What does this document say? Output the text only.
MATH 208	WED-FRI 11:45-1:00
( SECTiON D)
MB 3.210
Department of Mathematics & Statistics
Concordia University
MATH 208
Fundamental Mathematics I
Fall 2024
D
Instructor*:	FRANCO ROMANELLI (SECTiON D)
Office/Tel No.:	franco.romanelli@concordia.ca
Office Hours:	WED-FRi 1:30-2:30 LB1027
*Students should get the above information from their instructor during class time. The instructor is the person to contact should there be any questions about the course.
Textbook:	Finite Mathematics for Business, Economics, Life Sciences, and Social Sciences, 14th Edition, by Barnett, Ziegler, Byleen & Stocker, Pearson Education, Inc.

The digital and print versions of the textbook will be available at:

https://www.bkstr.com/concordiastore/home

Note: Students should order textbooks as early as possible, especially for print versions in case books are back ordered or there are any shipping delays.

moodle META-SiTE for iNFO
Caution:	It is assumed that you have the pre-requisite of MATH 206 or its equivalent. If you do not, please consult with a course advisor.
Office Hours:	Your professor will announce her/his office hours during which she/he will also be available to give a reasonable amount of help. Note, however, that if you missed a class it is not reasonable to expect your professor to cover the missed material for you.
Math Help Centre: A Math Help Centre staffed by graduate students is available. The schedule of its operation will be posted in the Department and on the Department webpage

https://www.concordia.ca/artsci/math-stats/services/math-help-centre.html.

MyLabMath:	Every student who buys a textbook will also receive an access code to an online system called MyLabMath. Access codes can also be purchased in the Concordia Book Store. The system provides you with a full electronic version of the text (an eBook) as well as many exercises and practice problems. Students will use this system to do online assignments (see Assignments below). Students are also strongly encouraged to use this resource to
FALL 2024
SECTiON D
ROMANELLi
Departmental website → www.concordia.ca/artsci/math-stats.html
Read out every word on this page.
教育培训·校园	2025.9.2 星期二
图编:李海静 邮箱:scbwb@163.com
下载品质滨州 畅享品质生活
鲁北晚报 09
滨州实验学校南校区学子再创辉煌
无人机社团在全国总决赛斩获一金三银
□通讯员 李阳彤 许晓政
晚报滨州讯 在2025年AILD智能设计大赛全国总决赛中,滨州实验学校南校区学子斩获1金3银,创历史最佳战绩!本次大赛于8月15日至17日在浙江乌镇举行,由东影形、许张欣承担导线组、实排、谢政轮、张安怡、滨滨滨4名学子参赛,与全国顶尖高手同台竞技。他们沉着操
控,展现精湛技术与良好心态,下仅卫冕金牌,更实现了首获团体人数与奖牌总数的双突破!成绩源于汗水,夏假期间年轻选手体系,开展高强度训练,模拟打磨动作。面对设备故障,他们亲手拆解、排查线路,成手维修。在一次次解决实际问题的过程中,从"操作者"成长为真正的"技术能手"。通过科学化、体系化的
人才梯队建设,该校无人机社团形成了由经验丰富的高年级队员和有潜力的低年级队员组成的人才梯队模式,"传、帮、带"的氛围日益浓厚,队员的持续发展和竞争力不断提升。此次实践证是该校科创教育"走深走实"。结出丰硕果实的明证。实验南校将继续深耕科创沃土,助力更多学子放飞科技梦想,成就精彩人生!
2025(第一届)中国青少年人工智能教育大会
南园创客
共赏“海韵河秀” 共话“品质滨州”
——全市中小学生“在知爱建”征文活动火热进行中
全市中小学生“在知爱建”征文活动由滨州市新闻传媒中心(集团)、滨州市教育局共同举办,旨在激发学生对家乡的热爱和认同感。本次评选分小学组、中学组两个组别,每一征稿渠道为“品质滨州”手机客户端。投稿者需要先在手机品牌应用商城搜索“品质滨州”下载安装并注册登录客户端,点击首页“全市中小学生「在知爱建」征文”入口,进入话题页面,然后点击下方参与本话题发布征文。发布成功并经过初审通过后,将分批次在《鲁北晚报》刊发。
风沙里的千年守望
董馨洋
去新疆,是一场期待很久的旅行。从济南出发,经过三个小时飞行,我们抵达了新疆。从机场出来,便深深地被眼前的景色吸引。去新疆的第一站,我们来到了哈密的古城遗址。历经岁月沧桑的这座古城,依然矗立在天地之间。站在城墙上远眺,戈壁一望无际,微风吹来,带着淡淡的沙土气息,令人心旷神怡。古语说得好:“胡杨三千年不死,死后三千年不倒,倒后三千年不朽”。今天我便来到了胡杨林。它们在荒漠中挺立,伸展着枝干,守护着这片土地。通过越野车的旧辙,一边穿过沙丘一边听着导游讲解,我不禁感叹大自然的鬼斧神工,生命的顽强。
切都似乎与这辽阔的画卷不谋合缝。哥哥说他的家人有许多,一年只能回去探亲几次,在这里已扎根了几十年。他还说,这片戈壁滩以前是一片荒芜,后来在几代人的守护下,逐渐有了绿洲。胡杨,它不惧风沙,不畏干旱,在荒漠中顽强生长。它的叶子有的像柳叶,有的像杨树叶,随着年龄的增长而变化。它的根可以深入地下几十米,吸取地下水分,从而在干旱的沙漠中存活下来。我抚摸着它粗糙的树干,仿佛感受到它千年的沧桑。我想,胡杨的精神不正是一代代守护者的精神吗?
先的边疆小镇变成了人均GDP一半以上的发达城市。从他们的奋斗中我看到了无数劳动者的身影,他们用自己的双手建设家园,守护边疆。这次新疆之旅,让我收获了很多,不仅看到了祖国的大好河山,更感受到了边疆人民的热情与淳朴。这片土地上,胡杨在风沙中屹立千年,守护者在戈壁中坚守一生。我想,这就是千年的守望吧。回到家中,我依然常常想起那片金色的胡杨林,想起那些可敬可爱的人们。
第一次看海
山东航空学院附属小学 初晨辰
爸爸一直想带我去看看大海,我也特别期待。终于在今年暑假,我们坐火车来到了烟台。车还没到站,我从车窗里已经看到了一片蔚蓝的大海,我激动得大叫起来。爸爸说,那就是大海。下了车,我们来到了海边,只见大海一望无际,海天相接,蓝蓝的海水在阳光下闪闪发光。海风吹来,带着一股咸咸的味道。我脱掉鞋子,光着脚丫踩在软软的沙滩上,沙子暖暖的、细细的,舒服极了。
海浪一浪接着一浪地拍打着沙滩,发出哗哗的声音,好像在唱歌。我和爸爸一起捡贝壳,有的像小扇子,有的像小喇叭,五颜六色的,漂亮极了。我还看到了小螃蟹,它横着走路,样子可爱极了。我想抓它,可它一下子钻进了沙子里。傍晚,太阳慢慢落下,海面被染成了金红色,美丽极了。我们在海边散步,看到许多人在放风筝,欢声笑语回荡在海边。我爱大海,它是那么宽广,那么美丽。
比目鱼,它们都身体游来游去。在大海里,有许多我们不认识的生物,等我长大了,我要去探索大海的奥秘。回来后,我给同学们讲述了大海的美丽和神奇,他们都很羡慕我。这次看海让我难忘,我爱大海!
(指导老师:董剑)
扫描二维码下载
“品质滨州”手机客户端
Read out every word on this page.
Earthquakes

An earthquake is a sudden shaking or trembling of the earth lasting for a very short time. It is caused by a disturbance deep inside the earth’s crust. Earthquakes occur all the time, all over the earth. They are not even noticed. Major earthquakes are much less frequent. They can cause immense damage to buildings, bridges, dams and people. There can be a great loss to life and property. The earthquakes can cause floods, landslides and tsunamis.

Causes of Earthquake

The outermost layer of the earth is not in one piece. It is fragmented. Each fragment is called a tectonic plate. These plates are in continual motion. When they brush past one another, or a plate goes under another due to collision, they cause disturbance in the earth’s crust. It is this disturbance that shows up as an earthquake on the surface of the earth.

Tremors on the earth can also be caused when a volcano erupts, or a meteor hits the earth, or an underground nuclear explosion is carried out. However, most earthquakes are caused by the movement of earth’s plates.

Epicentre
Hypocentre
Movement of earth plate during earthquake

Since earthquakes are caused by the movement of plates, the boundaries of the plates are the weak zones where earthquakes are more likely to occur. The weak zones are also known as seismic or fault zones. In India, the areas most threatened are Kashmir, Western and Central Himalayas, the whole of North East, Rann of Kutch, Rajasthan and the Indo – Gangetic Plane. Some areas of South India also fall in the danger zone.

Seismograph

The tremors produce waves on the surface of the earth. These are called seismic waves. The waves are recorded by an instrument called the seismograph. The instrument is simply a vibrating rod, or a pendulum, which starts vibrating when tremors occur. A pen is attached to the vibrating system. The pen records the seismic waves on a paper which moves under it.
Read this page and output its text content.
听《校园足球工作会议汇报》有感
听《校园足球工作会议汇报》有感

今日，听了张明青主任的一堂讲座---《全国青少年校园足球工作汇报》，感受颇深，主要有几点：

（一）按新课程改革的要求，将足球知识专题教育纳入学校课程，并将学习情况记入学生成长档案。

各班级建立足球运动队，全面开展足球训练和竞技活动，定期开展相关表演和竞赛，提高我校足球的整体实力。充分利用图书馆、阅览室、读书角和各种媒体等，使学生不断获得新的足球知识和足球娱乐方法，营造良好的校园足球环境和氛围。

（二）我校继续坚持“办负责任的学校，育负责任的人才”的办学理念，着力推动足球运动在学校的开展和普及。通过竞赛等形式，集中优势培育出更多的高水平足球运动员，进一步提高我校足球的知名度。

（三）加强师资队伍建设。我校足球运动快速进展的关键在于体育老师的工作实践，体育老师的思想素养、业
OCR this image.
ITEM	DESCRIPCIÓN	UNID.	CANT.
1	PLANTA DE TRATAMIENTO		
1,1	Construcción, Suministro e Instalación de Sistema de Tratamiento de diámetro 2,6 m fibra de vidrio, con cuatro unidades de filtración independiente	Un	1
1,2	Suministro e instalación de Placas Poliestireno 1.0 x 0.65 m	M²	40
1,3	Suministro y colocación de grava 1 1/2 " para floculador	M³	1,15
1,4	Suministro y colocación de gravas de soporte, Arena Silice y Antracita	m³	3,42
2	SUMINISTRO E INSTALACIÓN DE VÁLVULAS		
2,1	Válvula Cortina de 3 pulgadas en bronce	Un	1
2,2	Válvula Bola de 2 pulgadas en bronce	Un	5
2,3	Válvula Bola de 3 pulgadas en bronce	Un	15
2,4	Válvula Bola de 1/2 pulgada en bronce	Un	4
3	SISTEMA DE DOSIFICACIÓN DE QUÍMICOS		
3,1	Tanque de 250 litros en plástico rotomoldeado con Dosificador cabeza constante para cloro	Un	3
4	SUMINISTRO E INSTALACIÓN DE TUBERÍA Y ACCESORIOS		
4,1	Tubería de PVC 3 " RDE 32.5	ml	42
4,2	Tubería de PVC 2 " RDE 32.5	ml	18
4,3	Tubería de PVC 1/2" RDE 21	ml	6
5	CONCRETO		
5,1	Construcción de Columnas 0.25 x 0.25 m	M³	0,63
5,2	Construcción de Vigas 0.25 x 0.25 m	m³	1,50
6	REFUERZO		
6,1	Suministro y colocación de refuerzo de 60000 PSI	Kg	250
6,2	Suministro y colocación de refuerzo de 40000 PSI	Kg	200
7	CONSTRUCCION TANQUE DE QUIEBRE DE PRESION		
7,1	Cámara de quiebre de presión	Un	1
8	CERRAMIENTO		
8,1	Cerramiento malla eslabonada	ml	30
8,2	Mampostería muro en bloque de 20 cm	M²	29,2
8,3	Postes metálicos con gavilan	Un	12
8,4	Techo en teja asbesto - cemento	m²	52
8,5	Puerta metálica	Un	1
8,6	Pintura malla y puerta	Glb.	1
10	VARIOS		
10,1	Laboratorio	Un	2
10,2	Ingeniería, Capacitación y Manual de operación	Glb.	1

--------------------------------

__YOUR OBJECTIVE__
Report how many lines of the records above contain the word "seismic", and give only that number.

__ANSWER__
2